Convert every line of the listing below into a Markdown table with the columns "Row" and "Line", numbering the rows in order and skipping blank lines. Omit the pictures from the table.

|---|

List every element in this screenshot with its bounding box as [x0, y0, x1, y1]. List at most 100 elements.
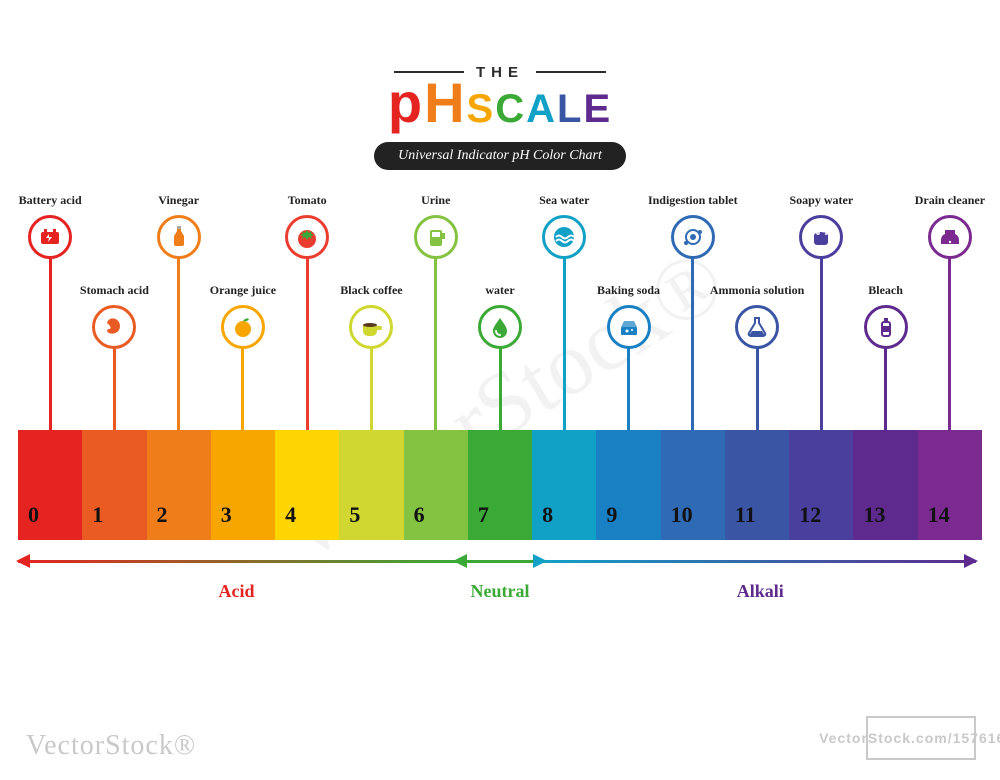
scale-cell-1: 1: [82, 430, 146, 540]
range-neutral: Neutral: [455, 560, 545, 620]
pin-stem: [820, 258, 823, 430]
rule-right: [536, 71, 606, 73]
tablet-icon: [671, 215, 715, 259]
scale-cell-4: 4: [275, 430, 339, 540]
pin-stem: [499, 348, 502, 430]
pin-stem: [948, 258, 951, 430]
ph-scale-infographic: VectorStock® THE pHSCALE Universal Indic…: [0, 0, 1000, 780]
pin-label: water: [485, 283, 514, 298]
scale-number: 11: [735, 502, 756, 528]
scale-number: 6: [414, 502, 425, 528]
scale-cell-8: 8: [532, 430, 596, 540]
pin-4: Tomato: [305, 215, 309, 430]
scale-number: 3: [221, 502, 232, 528]
title-block: THE pHSCALE Universal Indicator pH Color…: [0, 60, 1000, 170]
pin-5: Black coffee: [369, 305, 373, 430]
title-letter: H: [424, 83, 466, 123]
stomach-icon: [92, 305, 136, 349]
urine-icon: [414, 215, 458, 259]
pin-8: Sea water: [562, 215, 566, 430]
range-arrow-line: [18, 560, 455, 563]
title-letter: A: [526, 87, 557, 132]
scale-cell-10: 10: [661, 430, 725, 540]
scale-cell-3: 3: [211, 430, 275, 540]
scale-number: 1: [92, 502, 103, 528]
range-arrow-line: [455, 560, 545, 563]
pin-stem: [241, 348, 244, 430]
orange-icon: [221, 305, 265, 349]
title-letter: S: [467, 87, 496, 132]
scale-cell-11: 11: [725, 430, 789, 540]
scale-number: 14: [928, 502, 950, 528]
scale-bar: 01234567891011121314: [18, 430, 982, 540]
pin-10: Indigestion tablet: [691, 215, 695, 430]
pin-stem: [434, 258, 437, 430]
pin-0: Battery acid: [48, 215, 52, 430]
scale-number: 5: [349, 502, 360, 528]
pin-label: Black coffee: [340, 283, 402, 298]
pin-label: Battery acid: [19, 193, 82, 208]
scale-cell-12: 12: [789, 430, 853, 540]
sea-icon: [542, 215, 586, 259]
soap-icon: [799, 215, 843, 259]
range-alkali: Alkali: [545, 560, 976, 620]
pin-stem: [691, 258, 694, 430]
scale-number: 7: [478, 502, 489, 528]
scale-cell-2: 2: [147, 430, 211, 540]
pin-label: Drain cleaner: [915, 193, 985, 208]
pin-11: Ammonia solution: [755, 305, 759, 430]
scale-number: 0: [28, 502, 39, 528]
pin-6: Urine: [434, 215, 438, 430]
pin-3: Orange juice: [241, 305, 245, 430]
flask-icon: [735, 305, 779, 349]
scale-number: 9: [606, 502, 617, 528]
pin-label: Indigestion tablet: [648, 193, 738, 208]
pin-label: Soapy water: [790, 193, 854, 208]
range-arrow-line: [545, 560, 976, 563]
scale-number: 2: [157, 502, 168, 528]
range-acid: Acid: [18, 560, 455, 620]
pin-stem: [49, 258, 52, 430]
title-the-text: THE: [476, 64, 524, 81]
scale-number: 10: [671, 502, 693, 528]
watermark-id: VectorStock.com/15761631: [866, 716, 976, 760]
pin-13: Bleach: [884, 305, 888, 430]
range-label: Alkali: [737, 581, 784, 602]
pin-stem: [177, 258, 180, 430]
pin-stem: [113, 348, 116, 430]
title-letter: L: [557, 87, 583, 132]
range-label: Acid: [219, 581, 255, 602]
pin-label: Sea water: [539, 193, 589, 208]
scale-cell-7: 7: [468, 430, 532, 540]
pin-stem: [884, 348, 887, 430]
scale-cell-13: 13: [853, 430, 917, 540]
scale-cell-6: 6: [404, 430, 468, 540]
title-letter: p: [388, 83, 424, 123]
scale-cell-5: 5: [339, 430, 403, 540]
title-letter: C: [495, 87, 526, 132]
pin-14: Drain cleaner: [948, 215, 952, 430]
scale-number: 13: [863, 502, 885, 528]
watermark-text: VectorStock®: [26, 730, 196, 762]
title-letter: E: [583, 87, 612, 132]
scale-number: 12: [799, 502, 821, 528]
pin-stem: [563, 258, 566, 430]
pin-stem: [306, 258, 309, 430]
vinegar-icon: [157, 215, 201, 259]
pin-2: Vinegar: [177, 215, 181, 430]
pin-label: Ammonia solution: [710, 283, 804, 298]
pin-label: Orange juice: [210, 283, 276, 298]
range-label: Neutral: [470, 581, 529, 602]
pin-7: water: [498, 305, 502, 430]
water-icon: [478, 305, 522, 349]
pin-stem: [756, 348, 759, 430]
soda-icon: [607, 305, 651, 349]
scale-cell-9: 9: [596, 430, 660, 540]
pin-12: Soapy water: [819, 215, 823, 430]
pin-label: Stomach acid: [80, 283, 149, 298]
pin-label: Vinegar: [158, 193, 199, 208]
pin-1: Stomach acid: [112, 305, 116, 430]
scale-cell-0: 0: [18, 430, 82, 540]
title-ph-scale: pHSCALE: [0, 83, 1000, 132]
pin-stem: [627, 348, 630, 430]
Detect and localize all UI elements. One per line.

|---|

→ **Written solution**
| Row | Line |
|---|---|
| 1 | List every element in this screenshot with its bounding box as [x0, y0, x1, y1]. List at most 100 elements. |
| 2 | scale-cell-1: 1: [82, 430, 146, 540] |
| 3 | range-neutral: Neutral: [455, 560, 545, 620] |
| 4 | pin-stem: [820, 258, 823, 430] |
| 5 | rule-right: [536, 71, 606, 73] |
| 6 | tablet-icon: [671, 215, 715, 259] |
| 7 | scale-cell-4: 4: [275, 430, 339, 540] |
| 8 | pin-stem: [499, 348, 502, 430] |
| 9 | pin-stem: [948, 258, 951, 430] |
| 10 | ph-scale-infographic: VectorStock® THE pHSCALE Universal Indic…: [0, 0, 1000, 780] |
| 11 | pin-label: water: [485, 283, 514, 298] |
| 12 | scale-number: 11: [735, 502, 756, 528] |
| 13 | scale-number: 6: [414, 502, 425, 528] |
| 14 | scale-cell-8: 8: [532, 430, 596, 540] |
| 15 | pin-4: Tomato: [305, 215, 309, 430] |
| 16 | scale-number: 3: [221, 502, 232, 528] |
| 17 | title-block: THE pHSCALE Universal Indicator pH Color…: [0, 60, 1000, 170] |
| 18 | pin-5: Black coffee: [369, 305, 373, 430] |
| 19 | title-letter: H: [424, 83, 466, 123] |
| 20 | stomach-icon: [92, 305, 136, 349] |
| 21 | urine-icon: [414, 215, 458, 259] |
| 22 | pin-8: Sea water: [562, 215, 566, 430] |
| 23 | range-arrow-line: [18, 560, 455, 563] |
| 24 | title-letter: A: [526, 87, 557, 132] |
| 25 | scale-cell-10: 10: [661, 430, 725, 540] |
| 26 | scale-cell-3: 3: [211, 430, 275, 540] |
| 27 | scale-number: 1: [92, 502, 103, 528] |
| 28 | range-arrow-line: [455, 560, 545, 563] |
| 29 | pin-stem: [241, 348, 244, 430] |
| 30 | orange-icon: [221, 305, 265, 349] |
| 31 | title-letter: S: [467, 87, 496, 132] |
| 32 | scale-cell-11: 11: [725, 430, 789, 540] |
| 33 | scale-number: 14: [928, 502, 950, 528] |
| 34 | scale-bar: 01234567891011121314: [18, 430, 982, 540] |
| 35 | pin-10: Indigestion tablet: [691, 215, 695, 430] |
| 36 | pin-stem: [434, 258, 437, 430] |
| 37 | pin-0: Battery acid: [48, 215, 52, 430] |
| 38 | scale-number: 5: [349, 502, 360, 528] |
| 39 | pin-label: Black coffee: [340, 283, 402, 298] |
| 40 | pin-label: Battery acid: [19, 193, 82, 208] |
| 41 | scale-cell-12: 12: [789, 430, 853, 540] |
| 42 | sea-icon: [542, 215, 586, 259] |
| 43 | soap-icon: [799, 215, 843, 259] |
| 44 | range-alkali: Alkali: [545, 560, 976, 620] |
| 45 | pin-stem: [691, 258, 694, 430] |
| 46 | scale-number: 7: [478, 502, 489, 528] |
| 47 | scale-cell-2: 2: [147, 430, 211, 540] |
| 48 | pin-label: Drain cleaner: [915, 193, 985, 208] |
| 49 | pin-11: Ammonia solution: [755, 305, 759, 430] |
| 50 | scale-number: 0: [28, 502, 39, 528] |
| 51 | pin-6: Urine: [434, 215, 438, 430] |
| 52 | pin-3: Orange juice: [241, 305, 245, 430] |
| 53 | flask-icon: [735, 305, 779, 349] |
| 54 | scale-number: 9: [606, 502, 617, 528] |
| 55 | pin-label: Indigestion tablet: [648, 193, 738, 208] |
| 56 | pin-label: Soapy water: [790, 193, 854, 208] |
| 57 | range-arrow-line: [545, 560, 976, 563] |
| 58 | scale-number: 2: [157, 502, 168, 528] |
| 59 | range-acid: Acid: [18, 560, 455, 620] |
| 60 | pin-stem: [49, 258, 52, 430] |
| 61 | title-the-text: THE: [476, 64, 524, 81] |
| 62 | scale-number: 10: [671, 502, 693, 528] |
| 63 | watermark-id: VectorStock.com/15761631: [866, 716, 976, 760] |
| 64 | pin-13: Bleach: [884, 305, 888, 430] |
| 65 | range-label: Alkali: [737, 581, 784, 602] |
| 66 | pin-stem: [177, 258, 180, 430] |
| 67 | pin-stem: [113, 348, 116, 430] |
| 68 | title-letter: L: [557, 87, 583, 132] |
| 69 | range-label: Acid: [219, 581, 255, 602] |
| 70 | pin-label: Sea water: [539, 193, 589, 208] |
| 71 | scale-cell-7: 7: [468, 430, 532, 540] |
| 72 | pin-stem: [884, 348, 887, 430] |
| 73 | scale-cell-13: 13: [853, 430, 917, 540] |
| 74 | scale-cell-6: 6: [404, 430, 468, 540] |
| 75 | title-letter: p: [388, 83, 424, 123] |
| 76 | scale-cell-5: 5: [339, 430, 403, 540] |
| 77 | title-letter: C: [495, 87, 526, 132] |
| 78 | pin-14: Drain cleaner: [948, 215, 952, 430] |
| 79 | scale-number: 13: [863, 502, 885, 528] |
| 80 | watermark-text: VectorStock®: [26, 730, 196, 762] |
| 81 | title-letter: E: [583, 87, 612, 132] |
| 82 | scale-number: 12: [799, 502, 821, 528] |
| 83 | pin-stem: [563, 258, 566, 430] |
| 84 | pin-stem: [306, 258, 309, 430] |
| 85 | vinegar-icon: [157, 215, 201, 259] |
| 86 | pin-2: Vinegar: [177, 215, 181, 430] |
| 87 | pin-label: Ammonia solution: [710, 283, 804, 298] |
| 88 | pin-label: Orange juice: [210, 283, 276, 298] |
| 89 | range-label: Neutral: [470, 581, 529, 602] |
| 90 | pin-7: water: [498, 305, 502, 430] |
| 91 | water-icon: [478, 305, 522, 349] |
| 92 | pin-stem: [756, 348, 759, 430] |
| 93 | soda-icon: [607, 305, 651, 349] |
| 94 | scale-cell-9: 9: [596, 430, 660, 540] |
| 95 | pin-12: Soapy water: [819, 215, 823, 430] |
| 96 | pin-label: Stomach acid: [80, 283, 149, 298] |
| 97 | pin-label: Vinegar: [158, 193, 199, 208] |
| 98 | pin-1: Stomach acid: [112, 305, 116, 430] |
| 99 | scale-cell-0: 0: [18, 430, 82, 540] |
| 100 | title-ph-scale: pHSCALE: [0, 83, 1000, 132] |
| 101 | pin-stem: [627, 348, 630, 430] |
| 102 | Detect and localize all UI elements. One per line. |